● **Aim**
Your task is to give the data again, exactly, with every line intact.

● **Supplied material**
###
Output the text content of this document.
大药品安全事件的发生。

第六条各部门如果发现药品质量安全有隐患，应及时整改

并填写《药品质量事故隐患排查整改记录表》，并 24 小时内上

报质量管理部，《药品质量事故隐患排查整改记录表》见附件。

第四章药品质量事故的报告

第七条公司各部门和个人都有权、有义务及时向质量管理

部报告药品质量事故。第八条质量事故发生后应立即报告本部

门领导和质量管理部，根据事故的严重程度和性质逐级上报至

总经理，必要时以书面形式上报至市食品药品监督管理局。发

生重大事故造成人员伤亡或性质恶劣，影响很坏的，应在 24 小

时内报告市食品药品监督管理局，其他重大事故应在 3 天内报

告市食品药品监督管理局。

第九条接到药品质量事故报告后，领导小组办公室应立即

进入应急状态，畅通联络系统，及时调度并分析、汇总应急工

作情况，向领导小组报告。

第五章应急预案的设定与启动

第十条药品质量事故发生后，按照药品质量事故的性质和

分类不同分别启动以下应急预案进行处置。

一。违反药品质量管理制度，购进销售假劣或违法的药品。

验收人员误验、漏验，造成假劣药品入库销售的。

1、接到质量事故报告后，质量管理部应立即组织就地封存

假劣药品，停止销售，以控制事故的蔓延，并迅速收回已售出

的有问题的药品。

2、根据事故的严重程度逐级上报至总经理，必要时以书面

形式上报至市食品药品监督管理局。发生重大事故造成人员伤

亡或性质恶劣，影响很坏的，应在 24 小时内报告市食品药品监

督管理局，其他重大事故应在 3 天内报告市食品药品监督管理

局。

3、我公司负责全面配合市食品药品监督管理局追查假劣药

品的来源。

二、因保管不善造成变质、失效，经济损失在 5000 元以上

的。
###
● **Full response**
Output the text content of this document.
大药品安全事件的发生。

第六条各部门如果发现药品质量安全有隐患，应及时整改

并填写《药品质量事故隐患排查整改记录表》，并 24 小时内上

报质量管理部，《药品质量事故隐患排查整改记录表》见附件。

第四章药品质量事故的报告

第七条公司各部门和个人都有权、有义务及时向质量管理

部报告药品质量事故。第八条质量事故发生后应立即报告本部

门领导和质量管理部，根据事故的严重程度和性质逐级上报至

总经理，必要时以书面形式上报至市食品药品监督管理局。发

生重大事故造成人员伤亡或性质恶劣，影响很坏的，应在 24 小

时内报告市食品药品监督管理局，其他重大事故应在 3 天内报

告市食品药品监督管理局。

第九条接到药品质量事故报告后，领导小组办公室应立即

进入应急状态，畅通联络系统，及时调度并分析、汇总应急工

作情况，向领导小组报告。

第五章应急预案的设定与启动

第十条药品质量事故发生后，按照药品质量事故的性质和

分类不同分别启动以下应急预案进行处置。

一。违反药品质量管理制度，购进销售假劣或违法的药品。

验收人员误验、漏验，造成假劣药品入库销售的。

1、接到质量事故报告后，质量管理部应立即组织就地封存

假劣药品，停止销售，以控制事故的蔓延，并迅速收回已售出

的有问题的药品。

2、根据事故的严重程度逐级上报至总经理，必要时以书面

形式上报至市食品药品监督管理局。发生重大事故造成人员伤

亡或性质恶劣，影响很坏的，应在 24 小时内报告市食品药品监

督管理局，其他重大事故应在 3 天内报告市食品药品监督管理

局。

3、我公司负责全面配合市食品药品监督管理局追查假劣药

品的来源。

二、因保管不善造成变质、失效，经济损失在 5000 元以上

的。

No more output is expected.